### Entries supplied:
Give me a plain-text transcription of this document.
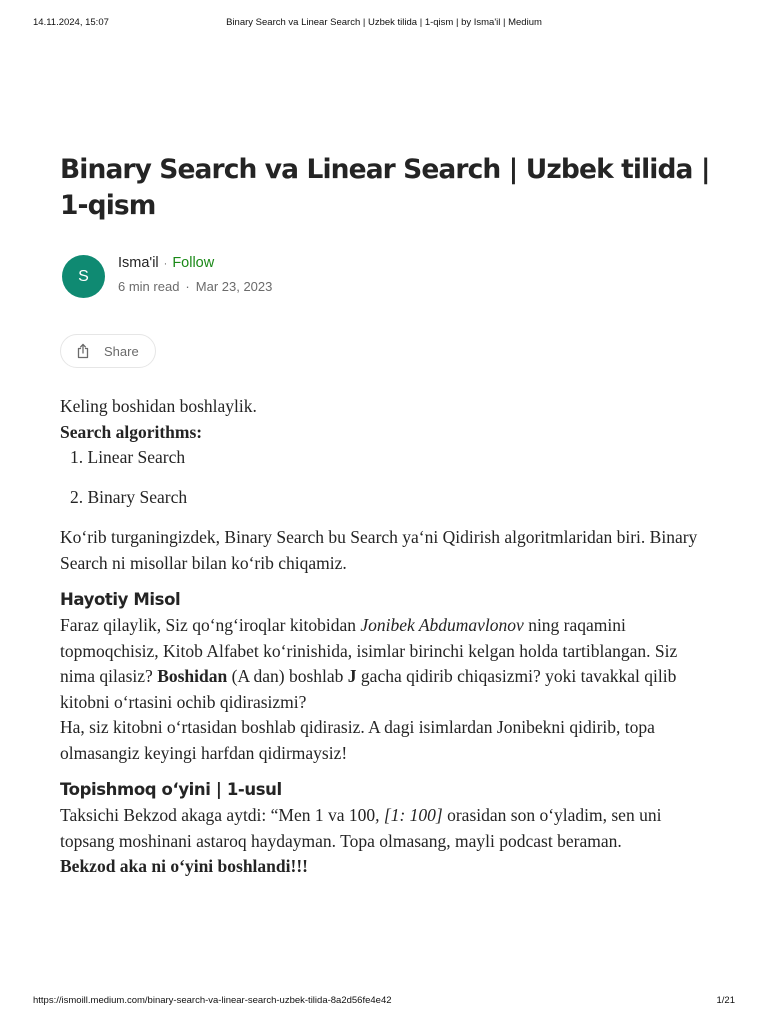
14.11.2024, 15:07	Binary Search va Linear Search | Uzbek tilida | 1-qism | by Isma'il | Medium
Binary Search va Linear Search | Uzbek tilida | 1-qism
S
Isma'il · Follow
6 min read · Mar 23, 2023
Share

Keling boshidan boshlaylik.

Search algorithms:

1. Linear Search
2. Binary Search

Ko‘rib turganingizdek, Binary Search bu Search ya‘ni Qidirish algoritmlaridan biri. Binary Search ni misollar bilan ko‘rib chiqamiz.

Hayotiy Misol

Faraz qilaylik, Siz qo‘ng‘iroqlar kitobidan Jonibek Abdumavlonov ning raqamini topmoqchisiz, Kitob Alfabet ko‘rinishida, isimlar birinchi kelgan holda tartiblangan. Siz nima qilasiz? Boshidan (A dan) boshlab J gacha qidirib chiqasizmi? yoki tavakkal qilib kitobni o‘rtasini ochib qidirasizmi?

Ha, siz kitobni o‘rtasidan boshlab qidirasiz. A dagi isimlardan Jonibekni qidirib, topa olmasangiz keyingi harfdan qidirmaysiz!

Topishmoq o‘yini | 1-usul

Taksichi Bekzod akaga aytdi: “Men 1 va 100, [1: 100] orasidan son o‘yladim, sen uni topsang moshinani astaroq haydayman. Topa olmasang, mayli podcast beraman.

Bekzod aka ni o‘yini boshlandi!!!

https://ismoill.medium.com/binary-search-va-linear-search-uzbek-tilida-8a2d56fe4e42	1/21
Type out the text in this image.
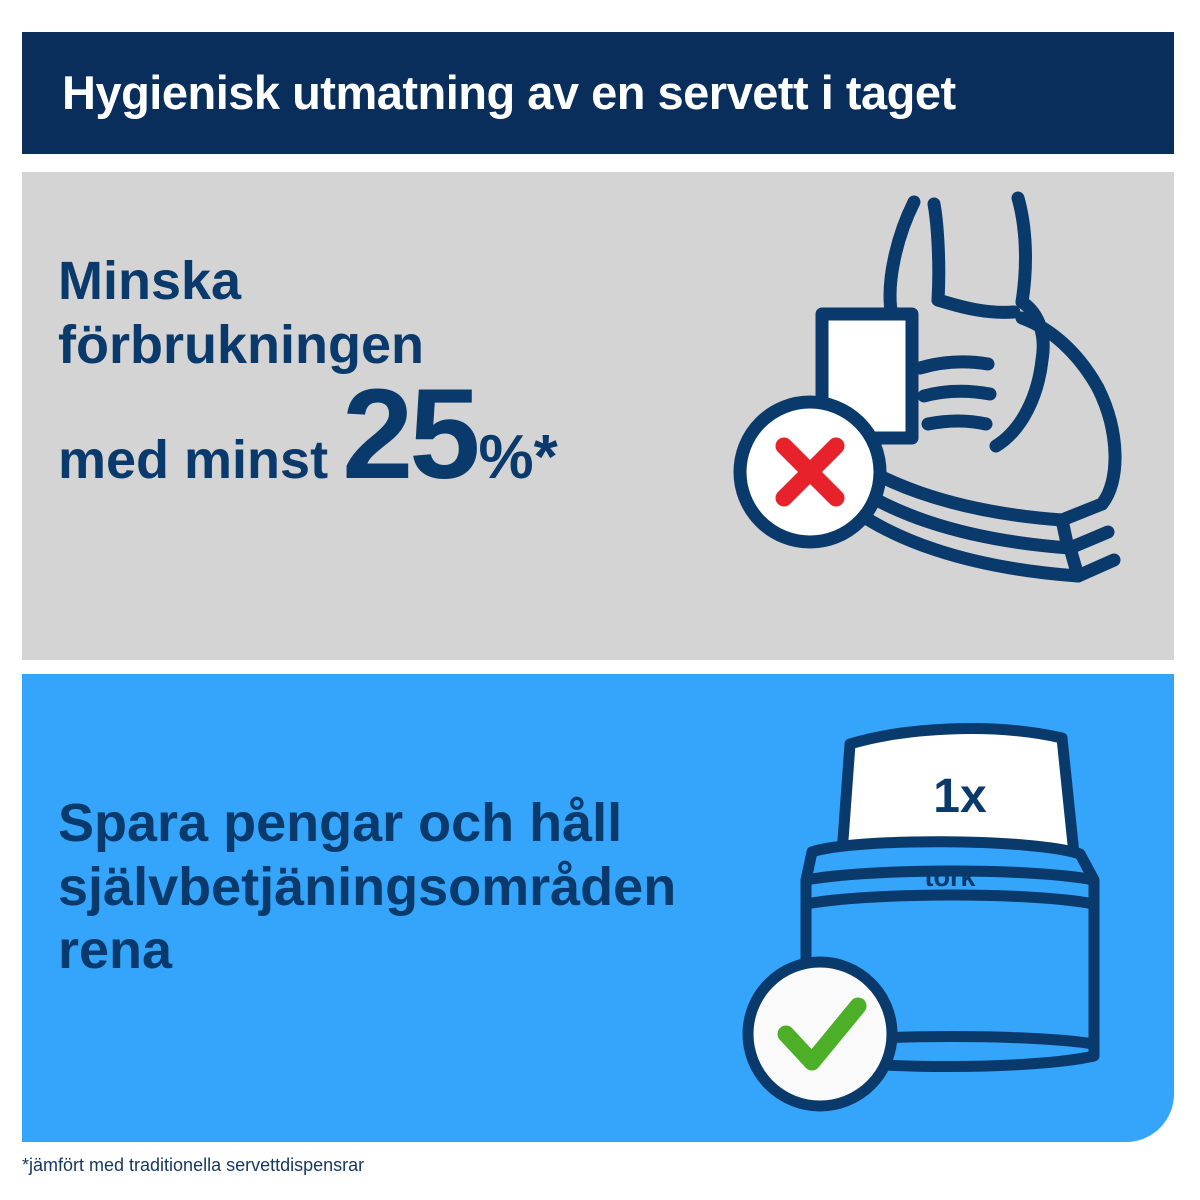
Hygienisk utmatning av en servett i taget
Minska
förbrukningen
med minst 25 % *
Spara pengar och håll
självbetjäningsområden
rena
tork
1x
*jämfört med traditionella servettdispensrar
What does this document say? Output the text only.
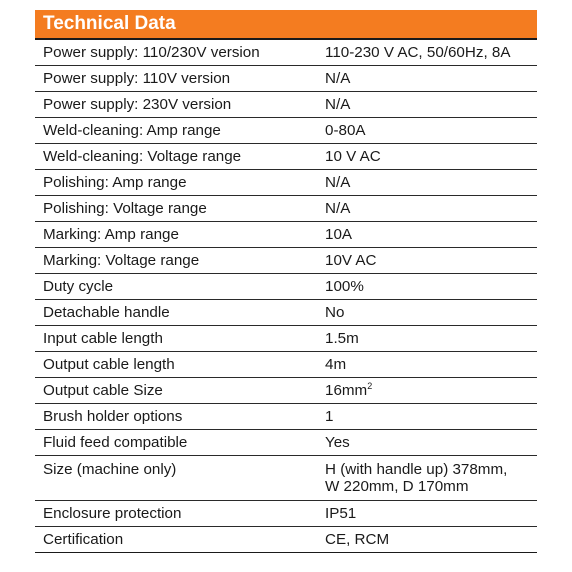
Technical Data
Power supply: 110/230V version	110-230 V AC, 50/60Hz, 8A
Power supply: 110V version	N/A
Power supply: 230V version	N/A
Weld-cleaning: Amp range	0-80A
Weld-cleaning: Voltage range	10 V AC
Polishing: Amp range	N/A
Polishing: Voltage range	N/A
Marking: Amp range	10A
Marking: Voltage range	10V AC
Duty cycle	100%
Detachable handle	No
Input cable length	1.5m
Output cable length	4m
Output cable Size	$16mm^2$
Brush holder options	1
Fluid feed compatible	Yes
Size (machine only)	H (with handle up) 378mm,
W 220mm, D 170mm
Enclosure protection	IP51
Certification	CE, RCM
* * *
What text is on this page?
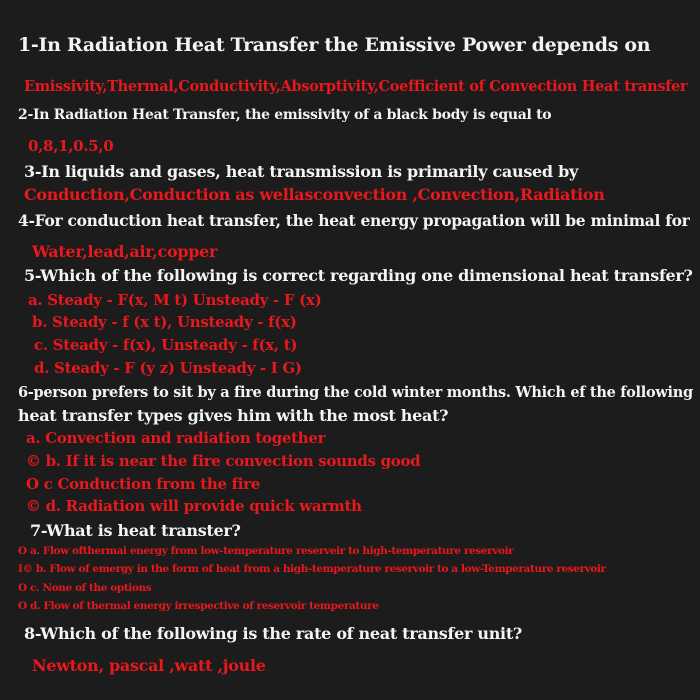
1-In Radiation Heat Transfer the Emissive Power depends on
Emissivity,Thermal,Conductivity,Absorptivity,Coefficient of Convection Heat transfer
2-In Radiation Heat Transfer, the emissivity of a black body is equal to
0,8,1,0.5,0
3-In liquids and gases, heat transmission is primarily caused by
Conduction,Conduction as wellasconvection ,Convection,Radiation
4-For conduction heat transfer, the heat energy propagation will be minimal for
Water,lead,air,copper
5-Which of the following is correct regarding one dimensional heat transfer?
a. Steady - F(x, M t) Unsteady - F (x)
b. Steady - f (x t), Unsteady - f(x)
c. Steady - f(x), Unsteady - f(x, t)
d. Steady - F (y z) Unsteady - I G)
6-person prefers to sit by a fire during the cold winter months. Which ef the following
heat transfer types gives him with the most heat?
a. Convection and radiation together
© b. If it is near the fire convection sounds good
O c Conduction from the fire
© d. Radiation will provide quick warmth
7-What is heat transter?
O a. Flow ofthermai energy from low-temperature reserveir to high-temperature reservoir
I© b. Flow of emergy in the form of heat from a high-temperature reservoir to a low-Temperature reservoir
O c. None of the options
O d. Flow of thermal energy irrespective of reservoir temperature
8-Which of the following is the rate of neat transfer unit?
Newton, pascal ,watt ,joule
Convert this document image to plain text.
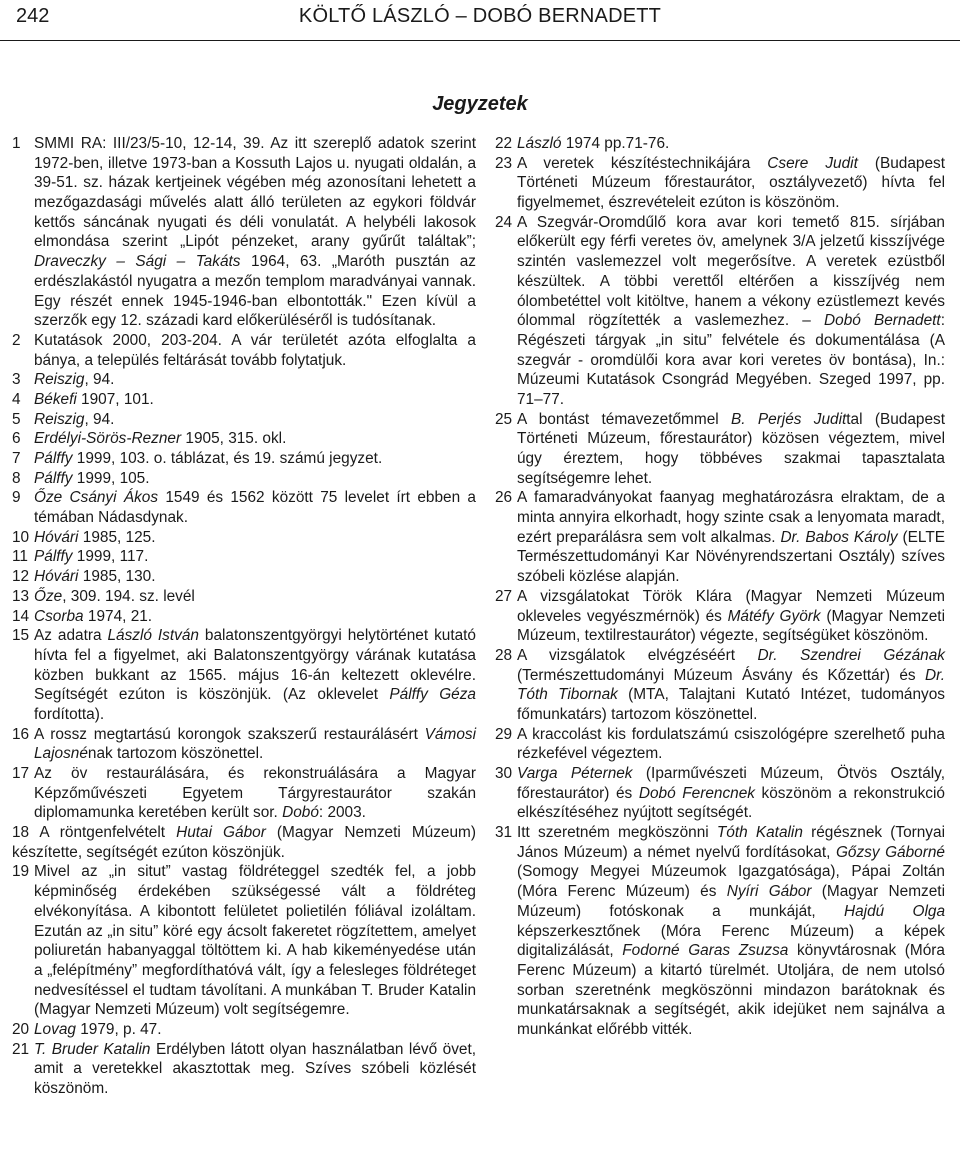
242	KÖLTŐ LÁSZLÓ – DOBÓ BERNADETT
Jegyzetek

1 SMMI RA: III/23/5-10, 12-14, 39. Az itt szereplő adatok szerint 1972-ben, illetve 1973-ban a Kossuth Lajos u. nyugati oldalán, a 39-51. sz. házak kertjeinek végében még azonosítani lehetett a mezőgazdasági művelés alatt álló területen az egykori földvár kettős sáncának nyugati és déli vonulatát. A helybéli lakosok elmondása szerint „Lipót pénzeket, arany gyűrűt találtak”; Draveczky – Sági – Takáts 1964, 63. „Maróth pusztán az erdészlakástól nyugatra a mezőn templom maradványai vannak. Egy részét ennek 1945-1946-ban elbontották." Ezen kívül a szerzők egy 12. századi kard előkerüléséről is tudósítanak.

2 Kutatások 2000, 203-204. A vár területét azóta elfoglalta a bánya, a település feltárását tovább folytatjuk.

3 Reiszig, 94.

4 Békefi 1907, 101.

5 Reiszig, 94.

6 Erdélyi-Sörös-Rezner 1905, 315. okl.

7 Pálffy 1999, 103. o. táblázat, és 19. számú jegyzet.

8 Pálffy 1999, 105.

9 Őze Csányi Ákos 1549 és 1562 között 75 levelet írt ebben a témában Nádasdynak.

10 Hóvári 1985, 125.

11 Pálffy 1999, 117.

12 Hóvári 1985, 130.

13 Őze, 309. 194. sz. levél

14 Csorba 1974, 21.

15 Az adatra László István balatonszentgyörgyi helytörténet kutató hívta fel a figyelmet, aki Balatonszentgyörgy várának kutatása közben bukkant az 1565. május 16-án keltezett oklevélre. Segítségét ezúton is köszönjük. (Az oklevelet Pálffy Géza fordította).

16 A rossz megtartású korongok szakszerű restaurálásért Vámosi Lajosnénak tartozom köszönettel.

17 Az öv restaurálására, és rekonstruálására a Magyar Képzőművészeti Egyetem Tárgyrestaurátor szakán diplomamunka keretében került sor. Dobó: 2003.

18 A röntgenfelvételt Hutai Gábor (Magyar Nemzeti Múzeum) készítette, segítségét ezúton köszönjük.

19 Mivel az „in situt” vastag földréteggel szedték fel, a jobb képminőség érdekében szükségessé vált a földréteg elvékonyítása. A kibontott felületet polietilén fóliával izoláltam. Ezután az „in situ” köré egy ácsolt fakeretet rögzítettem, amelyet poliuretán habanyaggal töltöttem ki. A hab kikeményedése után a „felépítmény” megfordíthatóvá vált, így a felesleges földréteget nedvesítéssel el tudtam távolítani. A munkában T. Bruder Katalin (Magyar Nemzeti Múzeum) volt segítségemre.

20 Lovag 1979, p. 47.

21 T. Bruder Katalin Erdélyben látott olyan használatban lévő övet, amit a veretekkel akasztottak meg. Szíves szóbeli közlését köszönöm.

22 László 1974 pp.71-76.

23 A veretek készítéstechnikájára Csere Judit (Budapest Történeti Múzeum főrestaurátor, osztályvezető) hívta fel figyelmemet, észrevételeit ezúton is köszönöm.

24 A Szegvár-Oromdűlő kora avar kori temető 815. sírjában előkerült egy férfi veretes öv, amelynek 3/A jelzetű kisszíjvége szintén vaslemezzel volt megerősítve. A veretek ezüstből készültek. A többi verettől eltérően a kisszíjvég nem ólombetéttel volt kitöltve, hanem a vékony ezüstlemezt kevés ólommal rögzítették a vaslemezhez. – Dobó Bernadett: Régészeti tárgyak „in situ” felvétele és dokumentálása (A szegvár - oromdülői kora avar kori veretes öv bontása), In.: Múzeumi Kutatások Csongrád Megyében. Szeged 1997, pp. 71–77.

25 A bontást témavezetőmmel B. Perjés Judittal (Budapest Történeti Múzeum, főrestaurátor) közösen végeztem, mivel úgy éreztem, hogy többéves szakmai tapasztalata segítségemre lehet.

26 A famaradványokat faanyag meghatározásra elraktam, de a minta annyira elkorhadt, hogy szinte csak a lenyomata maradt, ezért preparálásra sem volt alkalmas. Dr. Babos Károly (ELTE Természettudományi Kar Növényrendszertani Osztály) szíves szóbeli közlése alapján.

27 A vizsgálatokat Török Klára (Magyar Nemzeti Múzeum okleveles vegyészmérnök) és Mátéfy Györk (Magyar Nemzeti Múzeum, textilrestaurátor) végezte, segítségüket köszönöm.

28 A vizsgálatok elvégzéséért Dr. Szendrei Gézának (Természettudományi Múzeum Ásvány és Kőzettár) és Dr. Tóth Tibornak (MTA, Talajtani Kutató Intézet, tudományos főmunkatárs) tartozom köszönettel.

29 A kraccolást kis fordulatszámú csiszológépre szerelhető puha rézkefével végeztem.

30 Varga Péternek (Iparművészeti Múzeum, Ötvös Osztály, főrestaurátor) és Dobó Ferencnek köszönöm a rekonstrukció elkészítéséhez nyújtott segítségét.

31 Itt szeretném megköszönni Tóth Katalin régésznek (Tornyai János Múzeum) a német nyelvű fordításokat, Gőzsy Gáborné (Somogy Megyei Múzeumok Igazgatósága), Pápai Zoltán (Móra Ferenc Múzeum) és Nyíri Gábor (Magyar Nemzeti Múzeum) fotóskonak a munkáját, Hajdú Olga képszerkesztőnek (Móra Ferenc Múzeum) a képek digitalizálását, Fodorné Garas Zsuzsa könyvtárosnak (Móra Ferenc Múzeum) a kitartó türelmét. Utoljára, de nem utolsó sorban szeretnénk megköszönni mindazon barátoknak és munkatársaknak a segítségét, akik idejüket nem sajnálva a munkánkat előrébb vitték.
* * *
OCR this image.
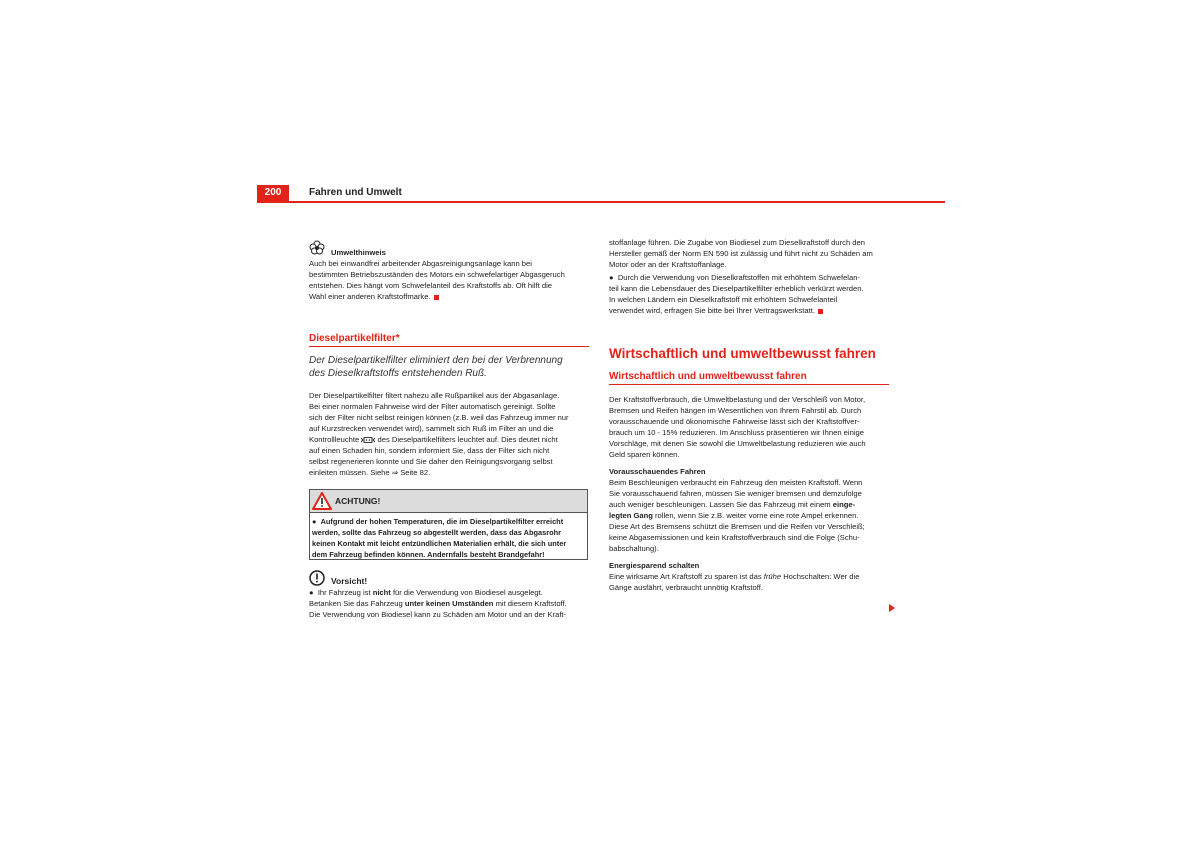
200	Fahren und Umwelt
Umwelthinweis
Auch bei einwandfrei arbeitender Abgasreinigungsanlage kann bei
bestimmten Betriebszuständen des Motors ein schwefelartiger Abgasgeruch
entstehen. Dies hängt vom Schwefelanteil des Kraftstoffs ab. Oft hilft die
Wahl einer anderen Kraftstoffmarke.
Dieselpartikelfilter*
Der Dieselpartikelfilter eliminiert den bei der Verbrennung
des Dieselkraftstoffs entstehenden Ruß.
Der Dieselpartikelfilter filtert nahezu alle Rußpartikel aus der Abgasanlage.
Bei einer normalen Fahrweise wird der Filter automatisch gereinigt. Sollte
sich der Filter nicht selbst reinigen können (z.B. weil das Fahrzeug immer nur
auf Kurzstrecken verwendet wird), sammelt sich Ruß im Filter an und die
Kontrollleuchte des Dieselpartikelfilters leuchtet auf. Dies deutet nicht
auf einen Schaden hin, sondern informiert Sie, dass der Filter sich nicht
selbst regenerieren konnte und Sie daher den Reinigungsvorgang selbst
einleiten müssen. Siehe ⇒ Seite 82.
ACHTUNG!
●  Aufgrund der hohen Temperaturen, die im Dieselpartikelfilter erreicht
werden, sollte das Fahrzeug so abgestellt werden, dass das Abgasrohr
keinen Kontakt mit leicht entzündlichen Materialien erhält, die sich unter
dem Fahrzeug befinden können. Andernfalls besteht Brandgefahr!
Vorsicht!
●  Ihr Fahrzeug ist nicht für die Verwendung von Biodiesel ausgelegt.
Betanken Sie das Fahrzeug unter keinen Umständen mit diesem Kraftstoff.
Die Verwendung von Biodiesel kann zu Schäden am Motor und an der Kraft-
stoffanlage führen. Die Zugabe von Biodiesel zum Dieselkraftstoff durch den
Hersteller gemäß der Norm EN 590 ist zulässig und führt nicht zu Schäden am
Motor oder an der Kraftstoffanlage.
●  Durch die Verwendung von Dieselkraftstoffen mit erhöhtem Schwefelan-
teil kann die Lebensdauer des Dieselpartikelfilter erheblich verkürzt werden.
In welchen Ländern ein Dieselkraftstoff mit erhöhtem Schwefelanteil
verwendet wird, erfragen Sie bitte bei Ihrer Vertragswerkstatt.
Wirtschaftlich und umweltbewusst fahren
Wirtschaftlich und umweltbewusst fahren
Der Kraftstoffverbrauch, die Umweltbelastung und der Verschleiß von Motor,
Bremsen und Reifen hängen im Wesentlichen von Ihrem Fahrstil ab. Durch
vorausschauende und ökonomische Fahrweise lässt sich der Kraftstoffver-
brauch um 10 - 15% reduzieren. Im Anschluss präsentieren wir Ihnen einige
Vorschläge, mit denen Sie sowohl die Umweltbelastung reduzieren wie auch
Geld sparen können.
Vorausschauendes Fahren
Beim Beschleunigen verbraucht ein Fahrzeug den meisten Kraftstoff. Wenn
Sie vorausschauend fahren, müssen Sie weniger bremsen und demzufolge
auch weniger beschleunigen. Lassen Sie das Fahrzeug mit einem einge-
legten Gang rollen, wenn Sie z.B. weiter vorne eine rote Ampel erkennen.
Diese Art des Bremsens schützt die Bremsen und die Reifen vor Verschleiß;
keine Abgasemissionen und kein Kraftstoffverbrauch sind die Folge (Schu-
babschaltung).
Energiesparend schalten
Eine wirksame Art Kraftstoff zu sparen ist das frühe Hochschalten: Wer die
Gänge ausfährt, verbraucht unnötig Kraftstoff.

### The request:
Scan the material above. Extract every line in which the word "hívta" occurs.

### Expected output:
15 Az adatra László István balatonszentgyörgyi helytörténet kutató hívta fel a figyelmet, aki Balatonszentgyörgy várának kutatása közben bukkant az 1565. május 16-án keltezett oklevélre. Segítségét ezúton is köszönjük. (Az oklevelet Pálffy Géza fordította).
23 A veretek készítéstechnikájára Csere Judit (Budapest Történeti Múzeum főrestaurátor, osztályvezető) hívta fel figyelmemet, észrevételeit ezúton is köszönöm.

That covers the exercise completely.